The exercise ::
Transcribe the whole listing below without changing a word, but leave out every image.

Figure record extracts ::
--- Start ---

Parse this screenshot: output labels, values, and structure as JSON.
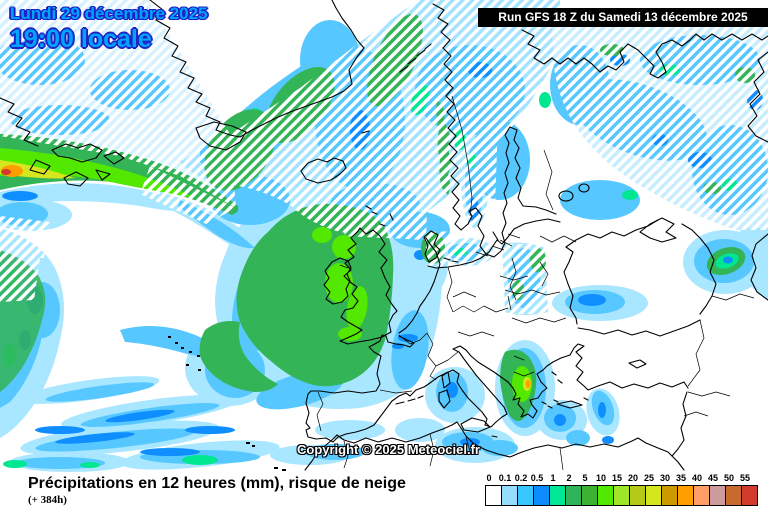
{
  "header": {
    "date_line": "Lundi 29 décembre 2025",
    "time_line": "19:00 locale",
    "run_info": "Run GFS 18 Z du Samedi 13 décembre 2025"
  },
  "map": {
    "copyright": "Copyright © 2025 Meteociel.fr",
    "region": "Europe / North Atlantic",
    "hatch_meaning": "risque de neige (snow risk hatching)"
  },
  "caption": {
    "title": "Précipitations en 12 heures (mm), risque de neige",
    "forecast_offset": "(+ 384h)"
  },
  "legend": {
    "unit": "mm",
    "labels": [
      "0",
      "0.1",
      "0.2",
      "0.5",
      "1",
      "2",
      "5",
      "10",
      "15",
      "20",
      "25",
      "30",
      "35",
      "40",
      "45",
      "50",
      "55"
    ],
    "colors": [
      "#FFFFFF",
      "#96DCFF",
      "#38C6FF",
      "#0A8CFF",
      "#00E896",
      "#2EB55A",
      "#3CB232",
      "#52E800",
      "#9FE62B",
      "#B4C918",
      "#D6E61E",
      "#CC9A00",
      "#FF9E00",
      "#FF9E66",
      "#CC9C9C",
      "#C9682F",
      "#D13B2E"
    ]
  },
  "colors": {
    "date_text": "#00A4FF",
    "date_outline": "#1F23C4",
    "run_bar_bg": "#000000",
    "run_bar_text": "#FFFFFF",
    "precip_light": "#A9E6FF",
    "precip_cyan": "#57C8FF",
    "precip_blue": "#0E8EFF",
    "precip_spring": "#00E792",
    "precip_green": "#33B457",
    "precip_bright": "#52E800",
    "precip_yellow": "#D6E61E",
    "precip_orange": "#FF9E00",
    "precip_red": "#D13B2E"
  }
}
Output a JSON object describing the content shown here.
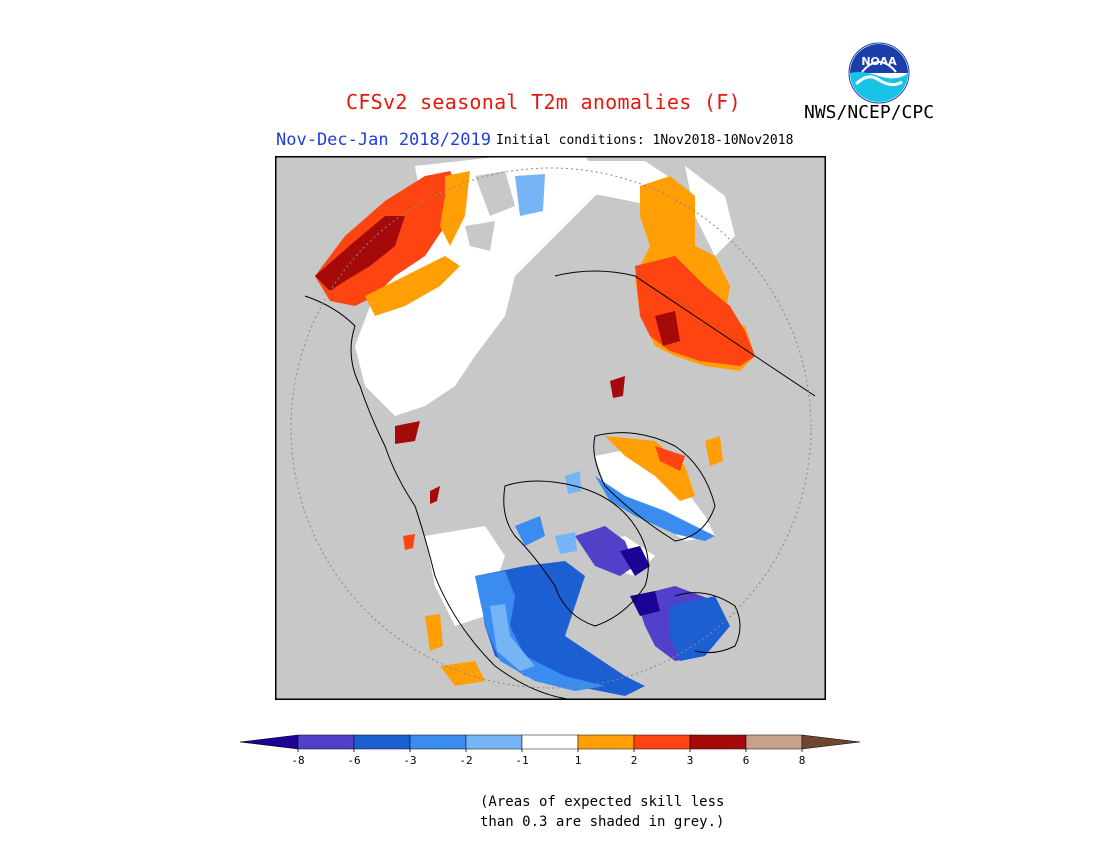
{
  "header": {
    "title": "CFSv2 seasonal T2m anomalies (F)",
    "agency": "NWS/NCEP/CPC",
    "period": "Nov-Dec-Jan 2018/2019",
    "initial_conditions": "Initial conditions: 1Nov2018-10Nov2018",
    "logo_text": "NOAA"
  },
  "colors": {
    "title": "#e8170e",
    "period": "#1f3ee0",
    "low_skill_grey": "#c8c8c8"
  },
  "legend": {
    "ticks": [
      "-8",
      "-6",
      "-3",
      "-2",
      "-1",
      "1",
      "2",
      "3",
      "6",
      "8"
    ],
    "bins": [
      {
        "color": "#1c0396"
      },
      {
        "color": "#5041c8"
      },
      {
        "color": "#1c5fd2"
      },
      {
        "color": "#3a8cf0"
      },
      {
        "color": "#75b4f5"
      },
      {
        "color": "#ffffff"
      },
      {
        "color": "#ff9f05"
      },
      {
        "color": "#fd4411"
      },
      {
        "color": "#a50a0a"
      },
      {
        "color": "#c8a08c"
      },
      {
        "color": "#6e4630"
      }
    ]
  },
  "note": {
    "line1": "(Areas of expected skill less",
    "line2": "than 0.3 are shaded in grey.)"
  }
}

--- End ---

The output ::
Parse this screenshot: output labels, values, and structure as JSON.
{
  "header": {
    "date_line": "Lundi 29 décembre 2025",
    "time_line": "19:00 locale",
    "run_info": "Run GFS 18 Z du Samedi 13 décembre 2025"
  },
  "map": {
    "copyright": "Copyright © 2025 Meteociel.fr",
    "region": "Europe / North Atlantic",
    "hatch_meaning": "risque de neige (snow risk hatching)"
  },
  "caption": {
    "title": "Précipitations en 12 heures (mm), risque de neige",
    "forecast_offset": "(+ 384h)"
  },
  "legend": {
    "unit": "mm",
    "labels": [
      "0",
      "0.1",
      "0.2",
      "0.5",
      "1",
      "2",
      "5",
      "10",
      "15",
      "20",
      "25",
      "30",
      "35",
      "40",
      "45",
      "50",
      "55"
    ],
    "colors": [
      "#FFFFFF",
      "#96DCFF",
      "#38C6FF",
      "#0A8CFF",
      "#00E896",
      "#2EB55A",
      "#3CB232",
      "#52E800",
      "#9FE62B",
      "#B4C918",
      "#D6E61E",
      "#CC9A00",
      "#FF9E00",
      "#FF9E66",
      "#CC9C9C",
      "#C9682F",
      "#D13B2E"
    ]
  },
  "colors": {
    "date_text": "#00A4FF",
    "date_outline": "#1F23C4",
    "run_bar_bg": "#000000",
    "run_bar_text": "#FFFFFF",
    "precip_light": "#A9E6FF",
    "precip_cyan": "#57C8FF",
    "precip_blue": "#0E8EFF",
    "precip_spring": "#00E792",
    "precip_green": "#33B457",
    "precip_bright": "#52E800",
    "precip_yellow": "#D6E61E",
    "precip_orange": "#FF9E00",
    "precip_red": "#D13B2E"
  }
}
Output a JSON object describing the content shown here.
{
  "header": {
    "title": "CFSv2 seasonal T2m anomalies (F)",
    "agency": "NWS/NCEP/CPC",
    "period": "Nov-Dec-Jan 2018/2019",
    "initial_conditions": "Initial conditions: 1Nov2018-10Nov2018",
    "logo_text": "NOAA"
  },
  "colors": {
    "title": "#e8170e",
    "period": "#1f3ee0",
    "low_skill_grey": "#c8c8c8"
  },
  "legend": {
    "ticks": [
      "-8",
      "-6",
      "-3",
      "-2",
      "-1",
      "1",
      "2",
      "3",
      "6",
      "8"
    ],
    "bins": [
      {
        "color": "#1c0396"
      },
      {
        "color": "#5041c8"
      },
      {
        "color": "#1c5fd2"
      },
      {
        "color": "#3a8cf0"
      },
      {
        "color": "#75b4f5"
      },
      {
        "color": "#ffffff"
      },
      {
        "color": "#ff9f05"
      },
      {
        "color": "#fd4411"
      },
      {
        "color": "#a50a0a"
      },
      {
        "color": "#c8a08c"
      },
      {
        "color": "#6e4630"
      }
    ]
  },
  "note": {
    "line1": "(Areas of expected skill less",
    "line2": "than 0.3 are shaded in grey.)"
  }
}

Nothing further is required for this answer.